> [Task requirements]:
Print, exactly and completely, every entry in the data.

> [Data section]:
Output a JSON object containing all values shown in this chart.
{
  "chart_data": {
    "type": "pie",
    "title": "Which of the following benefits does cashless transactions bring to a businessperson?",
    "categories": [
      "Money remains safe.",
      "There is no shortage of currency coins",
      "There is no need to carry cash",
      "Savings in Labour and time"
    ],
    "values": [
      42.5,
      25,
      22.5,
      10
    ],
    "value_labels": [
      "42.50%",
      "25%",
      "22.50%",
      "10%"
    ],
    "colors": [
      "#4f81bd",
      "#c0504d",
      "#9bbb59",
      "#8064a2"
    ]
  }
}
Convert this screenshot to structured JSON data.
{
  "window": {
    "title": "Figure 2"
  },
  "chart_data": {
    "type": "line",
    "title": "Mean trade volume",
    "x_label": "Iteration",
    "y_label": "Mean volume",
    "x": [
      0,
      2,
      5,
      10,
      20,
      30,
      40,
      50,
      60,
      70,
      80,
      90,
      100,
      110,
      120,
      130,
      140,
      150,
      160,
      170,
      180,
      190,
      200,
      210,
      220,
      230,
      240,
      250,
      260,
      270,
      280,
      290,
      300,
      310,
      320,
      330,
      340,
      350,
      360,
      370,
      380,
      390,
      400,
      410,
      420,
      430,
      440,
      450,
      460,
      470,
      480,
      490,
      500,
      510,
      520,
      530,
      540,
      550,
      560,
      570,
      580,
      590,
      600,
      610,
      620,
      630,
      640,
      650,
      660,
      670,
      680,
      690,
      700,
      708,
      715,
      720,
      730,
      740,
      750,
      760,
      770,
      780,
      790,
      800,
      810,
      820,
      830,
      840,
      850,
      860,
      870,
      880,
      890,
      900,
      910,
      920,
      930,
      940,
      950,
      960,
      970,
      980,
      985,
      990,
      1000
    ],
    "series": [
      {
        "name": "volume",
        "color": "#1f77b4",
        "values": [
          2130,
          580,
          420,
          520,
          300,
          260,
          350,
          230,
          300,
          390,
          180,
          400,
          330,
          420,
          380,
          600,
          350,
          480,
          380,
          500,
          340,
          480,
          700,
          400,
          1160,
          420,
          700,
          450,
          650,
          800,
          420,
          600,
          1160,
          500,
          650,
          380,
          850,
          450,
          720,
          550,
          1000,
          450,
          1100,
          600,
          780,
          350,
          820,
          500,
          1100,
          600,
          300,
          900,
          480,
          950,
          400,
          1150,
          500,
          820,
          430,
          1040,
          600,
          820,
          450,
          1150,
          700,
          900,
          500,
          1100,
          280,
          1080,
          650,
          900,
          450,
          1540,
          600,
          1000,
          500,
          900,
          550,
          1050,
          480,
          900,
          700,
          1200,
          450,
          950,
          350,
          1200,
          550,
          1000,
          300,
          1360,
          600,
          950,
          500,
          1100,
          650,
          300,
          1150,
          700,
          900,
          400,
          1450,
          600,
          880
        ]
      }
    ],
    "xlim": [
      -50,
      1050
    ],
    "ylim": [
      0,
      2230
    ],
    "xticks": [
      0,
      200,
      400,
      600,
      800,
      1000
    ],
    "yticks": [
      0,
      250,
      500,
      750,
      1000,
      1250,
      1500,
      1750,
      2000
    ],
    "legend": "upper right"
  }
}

> [Result]:
Output a JSON object containing all values shown in this chart.
{
  "chart_data": {
    "type": "pie",
    "title": "Which of the following benefits does cashless transactions bring to a businessperson?",
    "categories": [
      "Money remains safe.",
      "There is no shortage of currency coins",
      "There is no need to carry cash",
      "Savings in Labour and time"
    ],
    "values": [
      42.5,
      25,
      22.5,
      10
    ],
    "value_labels": [
      "42.50%",
      "25%",
      "22.50%",
      "10%"
    ],
    "colors": [
      "#4f81bd",
      "#c0504d",
      "#9bbb59",
      "#8064a2"
    ]
  }
}
Convert this screenshot to structured JSON data.
{
  "window": {
    "title": "Figure 2"
  },
  "chart_data": {
    "type": "line",
    "title": "Mean trade volume",
    "x_label": "Iteration",
    "y_label": "Mean volume",
    "x": [
      0,
      2,
      5,
      10,
      20,
      30,
      40,
      50,
      60,
      70,
      80,
      90,
      100,
      110,
      120,
      130,
      140,
      150,
      160,
      170,
      180,
      190,
      200,
      210,
      220,
      230,
      240,
      250,
      260,
      270,
      280,
      290,
      300,
      310,
      320,
      330,
      340,
      350,
      360,
      370,
      380,
      390,
      400,
      410,
      420,
      430,
      440,
      450,
      460,
      470,
      480,
      490,
      500,
      510,
      520,
      530,
      540,
      550,
      560,
      570,
      580,
      590,
      600,
      610,
      620,
      630,
      640,
      650,
      660,
      670,
      680,
      690,
      700,
      708,
      715,
      720,
      730,
      740,
      750,
      760,
      770,
      780,
      790,
      800,
      810,
      820,
      830,
      840,
      850,
      860,
      870,
      880,
      890,
      900,
      910,
      920,
      930,
      940,
      950,
      960,
      970,
      980,
      985,
      990,
      1000
    ],
    "series": [
      {
        "name": "volume",
        "color": "#1f77b4",
        "values": [
          2130,
          580,
          420,
          520,
          300,
          260,
          350,
          230,
          300,
          390,
          180,
          400,
          330,
          420,
          380,
          600,
          350,
          480,
          380,
          500,
          340,
          480,
          700,
          400,
          1160,
          420,
          700,
          450,
          650,
          800,
          420,
          600,
          1160,
          500,
          650,
          380,
          850,
          450,
          720,
          550,
          1000,
          450,
          1100,
          600,
          780,
          350,
          820,
          500,
          1100,
          600,
          300,
          900,
          480,
          950,
          400,
          1150,
          500,
          820,
          430,
          1040,
          600,
          820,
          450,
          1150,
          700,
          900,
          500,
          1100,
          280,
          1080,
          650,
          900,
          450,
          1540,
          600,
          1000,
          500,
          900,
          550,
          1050,
          480,
          900,
          700,
          1200,
          450,
          950,
          350,
          1200,
          550,
          1000,
          300,
          1360,
          600,
          950,
          500,
          1100,
          650,
          300,
          1150,
          700,
          900,
          400,
          1450,
          600,
          880
        ]
      }
    ],
    "xlim": [
      -50,
      1050
    ],
    "ylim": [
      0,
      2230
    ],
    "xticks": [
      0,
      200,
      400,
      600,
      800,
      1000
    ],
    "yticks": [
      0,
      250,
      500,
      750,
      1000,
      1250,
      1500,
      1750,
      2000
    ],
    "legend": "upper right"
  }
}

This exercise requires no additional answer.